## BEGIN Raw data
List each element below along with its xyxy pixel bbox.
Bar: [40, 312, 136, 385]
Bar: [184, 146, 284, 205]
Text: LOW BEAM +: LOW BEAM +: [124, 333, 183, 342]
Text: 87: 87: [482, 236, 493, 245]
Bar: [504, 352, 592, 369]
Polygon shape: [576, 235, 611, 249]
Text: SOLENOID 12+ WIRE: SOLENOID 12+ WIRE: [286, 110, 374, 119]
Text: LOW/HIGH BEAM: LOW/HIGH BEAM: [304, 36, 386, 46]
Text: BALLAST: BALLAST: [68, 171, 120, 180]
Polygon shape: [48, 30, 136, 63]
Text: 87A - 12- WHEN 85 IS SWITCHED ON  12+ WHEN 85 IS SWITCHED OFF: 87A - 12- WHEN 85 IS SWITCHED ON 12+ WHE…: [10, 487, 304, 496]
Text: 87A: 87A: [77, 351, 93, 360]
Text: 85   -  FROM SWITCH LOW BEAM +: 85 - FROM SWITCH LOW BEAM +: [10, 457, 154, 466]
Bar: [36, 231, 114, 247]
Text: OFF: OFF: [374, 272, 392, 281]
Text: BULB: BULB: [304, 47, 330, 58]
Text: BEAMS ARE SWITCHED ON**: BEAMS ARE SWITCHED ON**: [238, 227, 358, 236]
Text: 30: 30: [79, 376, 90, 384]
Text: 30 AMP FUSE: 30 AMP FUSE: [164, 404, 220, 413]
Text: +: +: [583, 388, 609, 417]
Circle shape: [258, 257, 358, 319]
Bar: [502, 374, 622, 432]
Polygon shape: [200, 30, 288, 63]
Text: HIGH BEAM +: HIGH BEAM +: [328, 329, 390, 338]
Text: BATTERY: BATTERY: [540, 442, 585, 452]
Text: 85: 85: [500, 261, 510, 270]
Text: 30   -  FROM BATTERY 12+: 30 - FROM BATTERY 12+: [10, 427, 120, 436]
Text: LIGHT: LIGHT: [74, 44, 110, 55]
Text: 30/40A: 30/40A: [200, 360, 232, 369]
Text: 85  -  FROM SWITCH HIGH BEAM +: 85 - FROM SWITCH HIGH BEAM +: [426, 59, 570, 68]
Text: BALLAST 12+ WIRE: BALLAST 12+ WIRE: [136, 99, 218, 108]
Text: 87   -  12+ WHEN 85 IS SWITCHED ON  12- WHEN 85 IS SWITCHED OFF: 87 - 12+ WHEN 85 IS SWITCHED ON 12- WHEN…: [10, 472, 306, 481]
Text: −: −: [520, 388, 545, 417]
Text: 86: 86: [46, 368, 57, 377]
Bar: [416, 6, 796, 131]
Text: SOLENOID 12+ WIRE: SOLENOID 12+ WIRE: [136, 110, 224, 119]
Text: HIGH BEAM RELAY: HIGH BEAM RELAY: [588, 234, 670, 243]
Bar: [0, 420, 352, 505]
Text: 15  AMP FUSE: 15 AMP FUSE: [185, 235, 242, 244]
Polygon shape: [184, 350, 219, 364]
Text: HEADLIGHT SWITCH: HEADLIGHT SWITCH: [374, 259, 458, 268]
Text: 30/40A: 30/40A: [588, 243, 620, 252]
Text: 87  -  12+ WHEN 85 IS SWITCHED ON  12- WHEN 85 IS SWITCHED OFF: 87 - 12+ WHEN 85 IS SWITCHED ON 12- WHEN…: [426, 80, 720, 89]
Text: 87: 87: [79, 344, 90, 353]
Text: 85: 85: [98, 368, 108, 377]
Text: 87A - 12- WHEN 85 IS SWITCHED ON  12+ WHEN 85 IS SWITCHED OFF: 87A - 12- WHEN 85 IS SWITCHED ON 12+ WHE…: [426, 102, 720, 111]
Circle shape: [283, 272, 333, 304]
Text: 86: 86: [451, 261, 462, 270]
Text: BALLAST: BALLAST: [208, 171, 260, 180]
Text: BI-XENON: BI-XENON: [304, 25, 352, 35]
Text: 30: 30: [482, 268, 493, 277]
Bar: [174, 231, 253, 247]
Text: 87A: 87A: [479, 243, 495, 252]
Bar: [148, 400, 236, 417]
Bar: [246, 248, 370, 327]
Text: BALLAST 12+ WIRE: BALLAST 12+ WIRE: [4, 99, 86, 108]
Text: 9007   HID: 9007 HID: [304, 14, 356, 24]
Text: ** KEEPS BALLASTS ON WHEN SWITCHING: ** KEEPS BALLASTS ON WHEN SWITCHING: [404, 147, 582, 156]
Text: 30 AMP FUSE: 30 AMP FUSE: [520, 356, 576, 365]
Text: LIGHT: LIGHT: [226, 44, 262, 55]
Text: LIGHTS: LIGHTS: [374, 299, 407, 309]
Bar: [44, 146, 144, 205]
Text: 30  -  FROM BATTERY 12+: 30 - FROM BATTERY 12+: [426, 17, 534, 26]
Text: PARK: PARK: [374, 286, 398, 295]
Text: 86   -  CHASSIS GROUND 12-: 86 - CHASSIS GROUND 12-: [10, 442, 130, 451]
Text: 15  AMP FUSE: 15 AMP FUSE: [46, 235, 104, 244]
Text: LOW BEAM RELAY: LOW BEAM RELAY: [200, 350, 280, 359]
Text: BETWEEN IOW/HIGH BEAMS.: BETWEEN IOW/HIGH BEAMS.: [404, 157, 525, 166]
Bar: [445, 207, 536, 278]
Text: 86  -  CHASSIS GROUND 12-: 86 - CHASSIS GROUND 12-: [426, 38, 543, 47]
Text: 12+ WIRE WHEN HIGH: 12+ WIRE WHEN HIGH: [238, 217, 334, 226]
## END Raw data
Copy the data above word for word, from its first line through the line that contains "Polygon shape: [48, 30, 136, 63]", with both of those lines included.

# Answer to the exercise
List each element below along with its xyxy pixel bbox.
Bar: [40, 312, 136, 385]
Bar: [184, 146, 284, 205]
Text: LOW BEAM +: LOW BEAM +: [124, 333, 183, 342]
Text: 87: 87: [482, 236, 493, 245]
Bar: [504, 352, 592, 369]
Polygon shape: [576, 235, 611, 249]
Text: SOLENOID 12+ WIRE: SOLENOID 12+ WIRE: [286, 110, 374, 119]
Text: LOW/HIGH BEAM: LOW/HIGH BEAM: [304, 36, 386, 46]
Text: BALLAST: BALLAST: [68, 171, 120, 180]
Polygon shape: [48, 30, 136, 63]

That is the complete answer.